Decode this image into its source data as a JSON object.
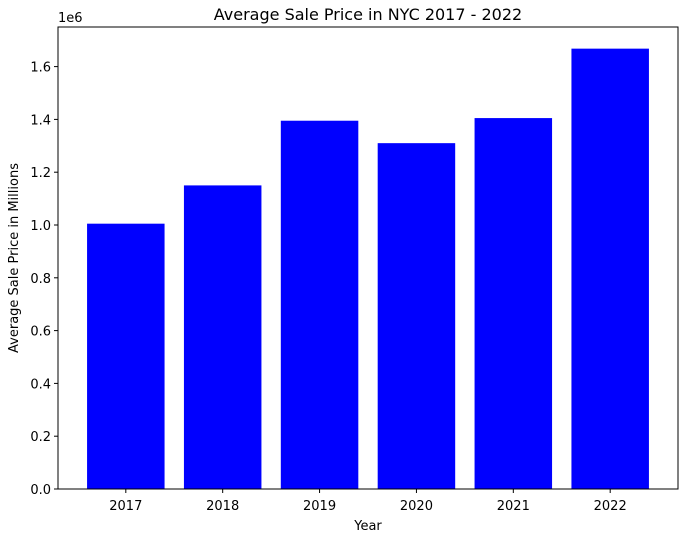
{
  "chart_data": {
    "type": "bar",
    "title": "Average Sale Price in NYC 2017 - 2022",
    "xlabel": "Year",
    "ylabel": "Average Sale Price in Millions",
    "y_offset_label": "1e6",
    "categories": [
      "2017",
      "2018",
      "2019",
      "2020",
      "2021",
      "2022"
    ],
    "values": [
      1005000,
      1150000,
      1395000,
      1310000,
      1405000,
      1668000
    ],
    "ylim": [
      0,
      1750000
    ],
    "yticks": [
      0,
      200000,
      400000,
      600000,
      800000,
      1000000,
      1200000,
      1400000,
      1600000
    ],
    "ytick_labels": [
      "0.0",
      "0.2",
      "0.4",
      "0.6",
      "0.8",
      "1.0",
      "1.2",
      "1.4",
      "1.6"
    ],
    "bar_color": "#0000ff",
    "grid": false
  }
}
◇ ◇ ◇
(THE TASK):
Pick out lines containing the word "Average", each one as written.

(ANSWER TO THIS TASK):
    "title": "Average Sale Price in NYC 2017 - 2022",
    "ylabel": "Average Sale Price in Millions",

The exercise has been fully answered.